━━ Exercise input ━━
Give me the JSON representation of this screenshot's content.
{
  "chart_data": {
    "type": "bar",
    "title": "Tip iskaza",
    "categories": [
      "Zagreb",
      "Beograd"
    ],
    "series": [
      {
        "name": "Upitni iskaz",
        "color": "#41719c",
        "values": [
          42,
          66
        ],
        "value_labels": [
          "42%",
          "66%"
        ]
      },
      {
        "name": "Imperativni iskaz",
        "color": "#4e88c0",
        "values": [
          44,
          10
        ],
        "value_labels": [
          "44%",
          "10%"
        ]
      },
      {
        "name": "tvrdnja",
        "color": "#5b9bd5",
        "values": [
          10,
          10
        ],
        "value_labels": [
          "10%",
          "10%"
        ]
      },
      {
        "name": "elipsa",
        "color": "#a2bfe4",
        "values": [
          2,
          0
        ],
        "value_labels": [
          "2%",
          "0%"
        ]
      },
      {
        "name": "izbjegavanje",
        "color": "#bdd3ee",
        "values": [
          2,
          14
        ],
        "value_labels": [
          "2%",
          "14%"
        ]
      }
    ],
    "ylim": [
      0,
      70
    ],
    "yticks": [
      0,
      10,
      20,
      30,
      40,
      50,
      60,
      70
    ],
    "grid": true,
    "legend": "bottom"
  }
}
━━━
Task to carry out:
Write out every entry again, keeping each line exactly the same.

Output of the exercise:
Give me the JSON representation of this screenshot's content.
{
  "chart_data": {
    "type": "bar",
    "title": "Tip iskaza",
    "categories": [
      "Zagreb",
      "Beograd"
    ],
    "series": [
      {
        "name": "Upitni iskaz",
        "color": "#41719c",
        "values": [
          42,
          66
        ],
        "value_labels": [
          "42%",
          "66%"
        ]
      },
      {
        "name": "Imperativni iskaz",
        "color": "#4e88c0",
        "values": [
          44,
          10
        ],
        "value_labels": [
          "44%",
          "10%"
        ]
      },
      {
        "name": "tvrdnja",
        "color": "#5b9bd5",
        "values": [
          10,
          10
        ],
        "value_labels": [
          "10%",
          "10%"
        ]
      },
      {
        "name": "elipsa",
        "color": "#a2bfe4",
        "values": [
          2,
          0
        ],
        "value_labels": [
          "2%",
          "0%"
        ]
      },
      {
        "name": "izbjegavanje",
        "color": "#bdd3ee",
        "values": [
          2,
          14
        ],
        "value_labels": [
          "2%",
          "14%"
        ]
      }
    ],
    "ylim": [
      0,
      70
    ],
    "yticks": [
      0,
      10,
      20,
      30,
      40,
      50,
      60,
      70
    ],
    "grid": true,
    "legend": "bottom"
  }
}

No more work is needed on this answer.